Start

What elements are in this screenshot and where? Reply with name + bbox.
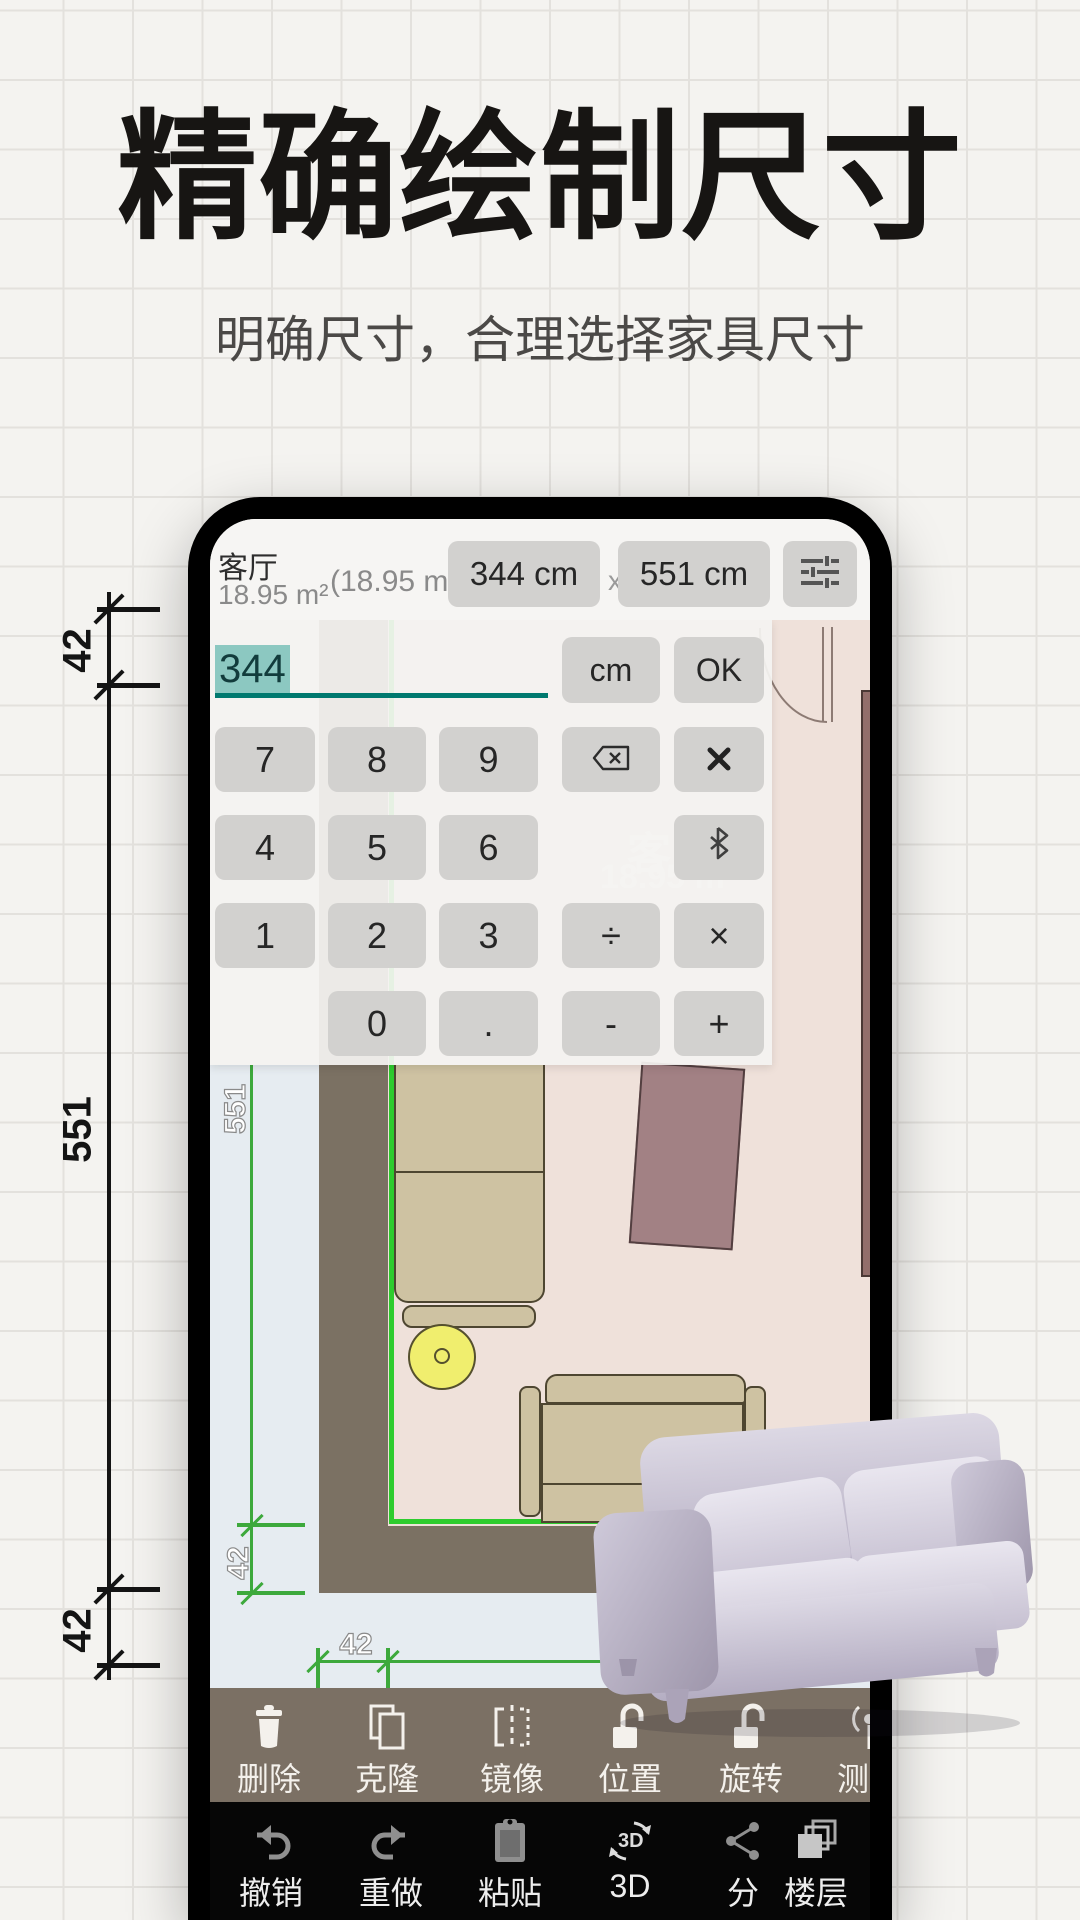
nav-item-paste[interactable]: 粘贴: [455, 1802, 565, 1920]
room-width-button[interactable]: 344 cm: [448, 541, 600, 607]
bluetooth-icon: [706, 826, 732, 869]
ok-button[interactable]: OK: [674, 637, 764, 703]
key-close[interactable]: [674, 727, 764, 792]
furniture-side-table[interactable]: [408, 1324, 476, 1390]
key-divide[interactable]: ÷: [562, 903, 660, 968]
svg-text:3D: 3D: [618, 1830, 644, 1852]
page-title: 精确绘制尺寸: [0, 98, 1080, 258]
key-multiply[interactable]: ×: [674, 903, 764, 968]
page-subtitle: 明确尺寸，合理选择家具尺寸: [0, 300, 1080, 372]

End

## [Stated goal]
Copy every line of the entries above word for word, leaving out the picture.

## [Answer to the problem]
What elements are in this screenshot and where? Reply with name + bbox.
nav-item-paste[interactable]: 粘贴: [455, 1802, 565, 1920]
room-width-button[interactable]: 344 cm: [448, 541, 600, 607]
bluetooth-icon: [706, 826, 732, 869]
ok-button[interactable]: OK: [674, 637, 764, 703]
key-close[interactable]: [674, 727, 764, 792]
furniture-side-table[interactable]: [408, 1324, 476, 1390]
key-divide[interactable]: ÷: [562, 903, 660, 968]
svg-text:3D: 3D: [618, 1830, 644, 1852]
page-title: 精确绘制尺寸: [0, 98, 1080, 258]
key-multiply[interactable]: ×: [674, 903, 764, 968]
page-subtitle: 明确尺寸，合理选择家具尺寸: [0, 300, 1080, 372]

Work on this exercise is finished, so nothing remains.